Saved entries
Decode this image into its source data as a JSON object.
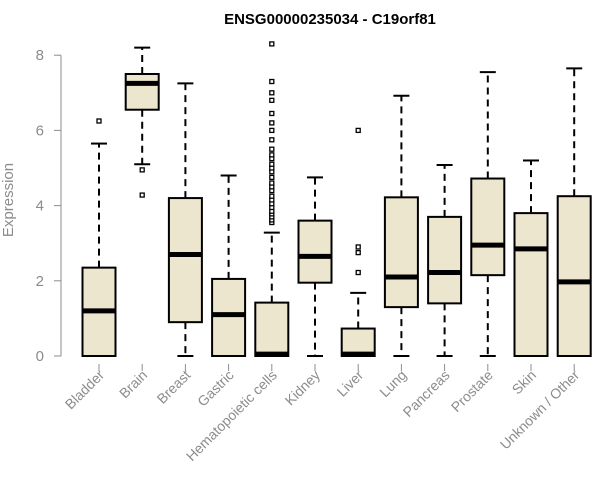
{
  "chart_data": {
    "type": "boxplot",
    "title": "ENSG00000235034 - C19orf81",
    "xlabel": "",
    "ylabel": "Expression",
    "ylim": [
      0,
      8.3
    ],
    "yticks": [
      0,
      2,
      4,
      6,
      8
    ],
    "box_fill": "#ede6cf",
    "categories": [
      "Bladder",
      "Brain",
      "Breast",
      "Gastric",
      "Hematopoietic cells",
      "Kidney",
      "Liver",
      "Lung",
      "Pancreas",
      "Prostate",
      "Skin",
      "Unknown / Other"
    ],
    "boxes": [
      {
        "category": "Bladder",
        "whisker_low": 0,
        "q1": 0,
        "median": 1.2,
        "q3": 2.35,
        "whisker_high": 5.65,
        "outliers": [
          6.25
        ]
      },
      {
        "category": "Brain",
        "whisker_low": 5.1,
        "q1": 6.55,
        "median": 7.25,
        "q3": 7.5,
        "whisker_high": 8.2,
        "outliers": [
          4.95,
          4.28
        ]
      },
      {
        "category": "Breast",
        "whisker_low": 0,
        "q1": 0.9,
        "median": 2.7,
        "q3": 4.2,
        "whisker_high": 7.25,
        "outliers": []
      },
      {
        "category": "Gastric",
        "whisker_low": 0,
        "q1": 0,
        "median": 1.1,
        "q3": 2.05,
        "whisker_high": 4.8,
        "outliers": []
      },
      {
        "category": "Hematopoietic cells",
        "whisker_low": 0,
        "q1": 0,
        "median": 0.05,
        "q3": 1.42,
        "whisker_high": 3.28,
        "outliers": [
          3.55,
          3.62,
          3.7,
          3.78,
          3.85,
          3.95,
          4.05,
          4.15,
          4.25,
          4.4,
          4.5,
          4.6,
          4.75,
          4.9,
          5.0,
          5.1,
          5.25,
          5.35,
          5.5,
          5.75,
          6.0,
          6.2,
          6.45,
          6.8,
          7.0,
          7.3,
          8.3
        ]
      },
      {
        "category": "Kidney",
        "whisker_low": 0,
        "q1": 1.95,
        "median": 2.65,
        "q3": 3.6,
        "whisker_high": 4.75,
        "outliers": []
      },
      {
        "category": "Liver",
        "whisker_low": 0,
        "q1": 0,
        "median": 0.05,
        "q3": 0.73,
        "whisker_high": 1.68,
        "outliers": [
          2.22,
          2.75,
          2.9,
          6.0
        ]
      },
      {
        "category": "Lung",
        "whisker_low": 0,
        "q1": 1.3,
        "median": 2.1,
        "q3": 4.22,
        "whisker_high": 6.92,
        "outliers": []
      },
      {
        "category": "Pancreas",
        "whisker_low": 0,
        "q1": 1.4,
        "median": 2.22,
        "q3": 3.7,
        "whisker_high": 5.08,
        "outliers": []
      },
      {
        "category": "Prostate",
        "whisker_low": 0,
        "q1": 2.15,
        "median": 2.95,
        "q3": 4.72,
        "whisker_high": 7.55,
        "outliers": []
      },
      {
        "category": "Skin",
        "whisker_low": 0,
        "q1": 0,
        "median": 2.85,
        "q3": 3.8,
        "whisker_high": 5.2,
        "outliers": []
      },
      {
        "category": "Unknown / Other",
        "whisker_low": 0,
        "q1": 0,
        "median": 1.97,
        "q3": 4.25,
        "whisker_high": 7.65,
        "outliers": []
      }
    ]
  }
}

- **TO DO**
Check each line above for the word "cells", and copy the lines where it appears.

- **ANSWER TO THIS TASK**
      "Hematopoietic cells",
        "category": "Hematopoietic cells",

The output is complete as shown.